• _What you are asked to do_
Retype each line exactly. Skip images.

• _Data supplied_
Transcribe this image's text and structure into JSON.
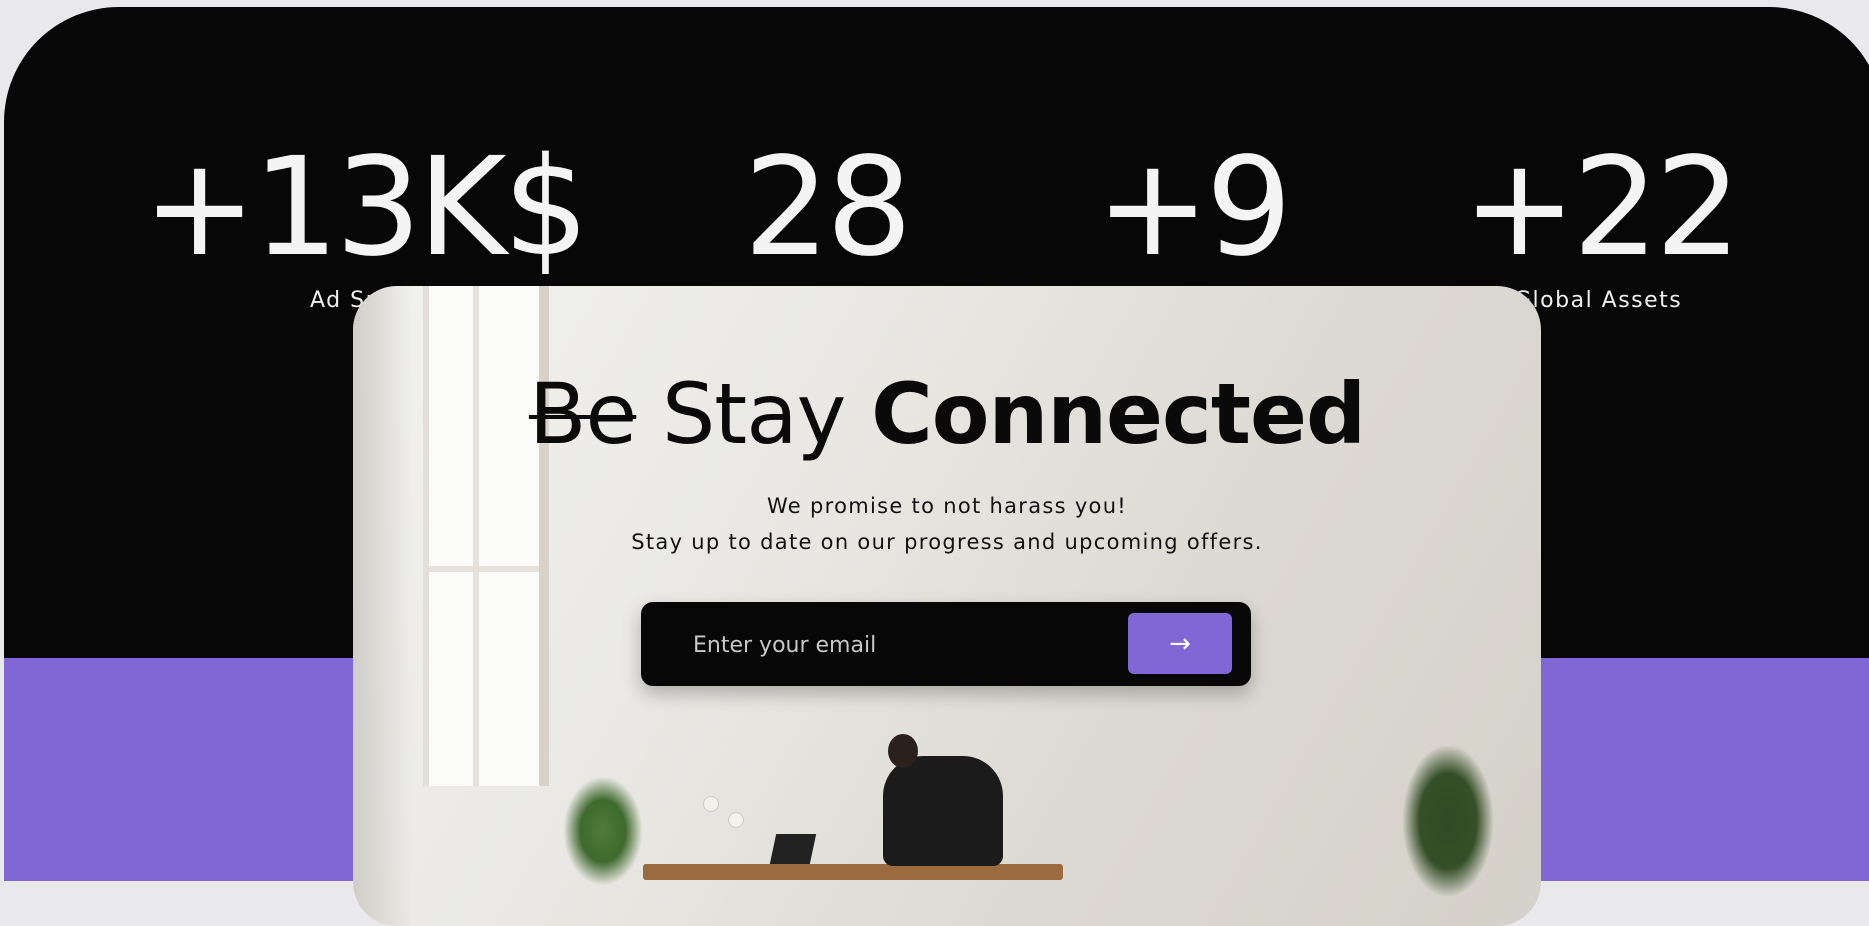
{
  "stats": [
    {
      "value": "+13K$",
      "label": "Ad Sp"
    },
    {
      "value": "28",
      "label": ""
    },
    {
      "value": "+9",
      "label": ""
    },
    {
      "value": "+22",
      "label": "Global Assets"
    }
  ],
  "newsletter": {
    "headline_strike": "Be",
    "headline_thin": "Stay",
    "headline_bold": "Connected",
    "line1": "We promise to not harass you!",
    "line2": "Stay up to date on our progress and upcoming offers.",
    "email_placeholder": "Enter your email",
    "submit_label": "→",
    "submit_icon": "arrow-right-icon"
  },
  "colors": {
    "dark": "#070707",
    "accent": "#8167d6",
    "text_light": "#f4f4f4"
  }
}
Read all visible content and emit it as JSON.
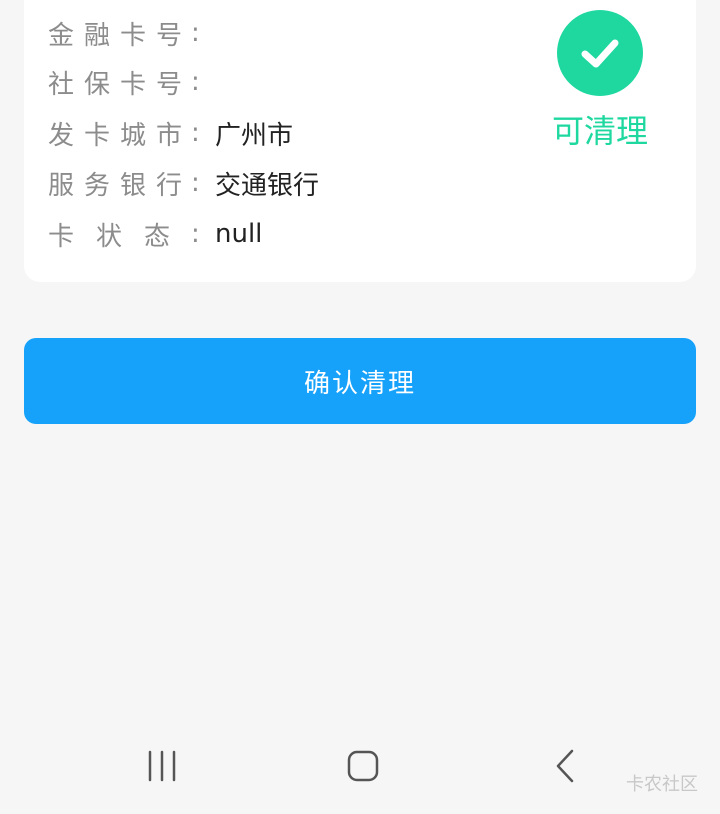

• _Worked answer_
Transcribe this image's text and structure into JSON.
{
  "stats": [
    {
      "value": "+13K$",
      "label": "Ad Sp"
    },
    {
      "value": "28",
      "label": ""
    },
    {
      "value": "+9",
      "label": ""
    },
    {
      "value": "+22",
      "label": "Global Assets"
    }
  ],
  "newsletter": {
    "headline_strike": "Be",
    "headline_thin": "Stay",
    "headline_bold": "Connected",
    "line1": "We promise to not harass you!",
    "line2": "Stay up to date on our progress and upcoming offers.",
    "email_placeholder": "Enter your email",
    "submit_label": "→",
    "submit_icon": "arrow-right-icon"
  },
  "colors": {
    "dark": "#070707",
    "accent": "#8167d6",
    "text_light": "#f4f4f4"
  }
}
Read all visible content and emit it as JSON.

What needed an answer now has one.